START

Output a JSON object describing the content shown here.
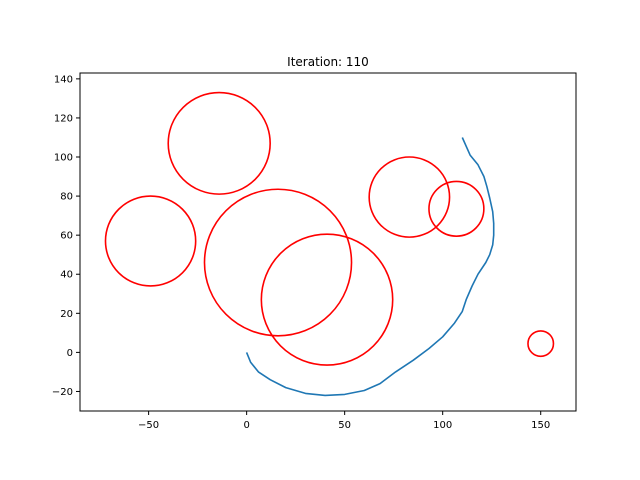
{
  "chart_data": {
    "type": "line",
    "title": "Iteration: 110",
    "xlabel": "",
    "ylabel": "",
    "xlim": [
      -85,
      168
    ],
    "ylim": [
      -30,
      143
    ],
    "x_ticks": [
      -50,
      0,
      50,
      100,
      150
    ],
    "y_ticks": [
      -20,
      0,
      20,
      40,
      60,
      80,
      100,
      120,
      140
    ],
    "grid": false,
    "colors": {
      "path": "#1f77b4",
      "obstacle": "#ff0000"
    },
    "series": [
      {
        "style": "line",
        "points": [
          [
            0,
            0
          ],
          [
            2,
            -5
          ],
          [
            6,
            -10
          ],
          [
            12,
            -14
          ],
          [
            20,
            -18
          ],
          [
            30,
            -21
          ],
          [
            40,
            -22
          ],
          [
            50,
            -21.5
          ],
          [
            60,
            -19.5
          ],
          [
            68,
            -16
          ],
          [
            76,
            -10
          ],
          [
            85,
            -4
          ],
          [
            93,
            2
          ],
          [
            100,
            8
          ],
          [
            106,
            15
          ],
          [
            110,
            21
          ],
          [
            112,
            27
          ],
          [
            115,
            34
          ],
          [
            118,
            40
          ],
          [
            122,
            46
          ],
          [
            124,
            50
          ],
          [
            125.5,
            55
          ],
          [
            126,
            60
          ],
          [
            126,
            66
          ],
          [
            125.5,
            72
          ],
          [
            124,
            79
          ],
          [
            122.5,
            85
          ],
          [
            121,
            90
          ],
          [
            118,
            96
          ],
          [
            114,
            101
          ],
          [
            110,
            110
          ]
        ]
      },
      {
        "style": "circles",
        "items": [
          {
            "cx": -14,
            "cy": 107,
            "r": 26
          },
          {
            "cx": -49,
            "cy": 57,
            "r": 23
          },
          {
            "cx": 16,
            "cy": 46,
            "r": 37.5
          },
          {
            "cx": 41,
            "cy": 27,
            "r": 33.5
          },
          {
            "cx": 83,
            "cy": 79.5,
            "r": 20.5
          },
          {
            "cx": 107,
            "cy": 73.5,
            "r": 14
          },
          {
            "cx": 150,
            "cy": 4.5,
            "r": 6.5
          }
        ]
      }
    ]
  }
}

END

> **Set task**
Reproduce all of the entries word for word, skipping any pictures they hold.

> **Result of the exercise**
Output a JSON object describing the content shown here.
{
  "chart_data": {
    "type": "line",
    "title": "Iteration: 110",
    "xlabel": "",
    "ylabel": "",
    "xlim": [
      -85,
      168
    ],
    "ylim": [
      -30,
      143
    ],
    "x_ticks": [
      -50,
      0,
      50,
      100,
      150
    ],
    "y_ticks": [
      -20,
      0,
      20,
      40,
      60,
      80,
      100,
      120,
      140
    ],
    "grid": false,
    "colors": {
      "path": "#1f77b4",
      "obstacle": "#ff0000"
    },
    "series": [
      {
        "style": "line",
        "points": [
          [
            0,
            0
          ],
          [
            2,
            -5
          ],
          [
            6,
            -10
          ],
          [
            12,
            -14
          ],
          [
            20,
            -18
          ],
          [
            30,
            -21
          ],
          [
            40,
            -22
          ],
          [
            50,
            -21.5
          ],
          [
            60,
            -19.5
          ],
          [
            68,
            -16
          ],
          [
            76,
            -10
          ],
          [
            85,
            -4
          ],
          [
            93,
            2
          ],
          [
            100,
            8
          ],
          [
            106,
            15
          ],
          [
            110,
            21
          ],
          [
            112,
            27
          ],
          [
            115,
            34
          ],
          [
            118,
            40
          ],
          [
            122,
            46
          ],
          [
            124,
            50
          ],
          [
            125.5,
            55
          ],
          [
            126,
            60
          ],
          [
            126,
            66
          ],
          [
            125.5,
            72
          ],
          [
            124,
            79
          ],
          [
            122.5,
            85
          ],
          [
            121,
            90
          ],
          [
            118,
            96
          ],
          [
            114,
            101
          ],
          [
            110,
            110
          ]
        ]
      },
      {
        "style": "circles",
        "items": [
          {
            "cx": -14,
            "cy": 107,
            "r": 26
          },
          {
            "cx": -49,
            "cy": 57,
            "r": 23
          },
          {
            "cx": 16,
            "cy": 46,
            "r": 37.5
          },
          {
            "cx": 41,
            "cy": 27,
            "r": 33.5
          },
          {
            "cx": 83,
            "cy": 79.5,
            "r": 20.5
          },
          {
            "cx": 107,
            "cy": 73.5,
            "r": 14
          },
          {
            "cx": 150,
            "cy": 4.5,
            "r": 6.5
          }
        ]
      }
    ]
  }
}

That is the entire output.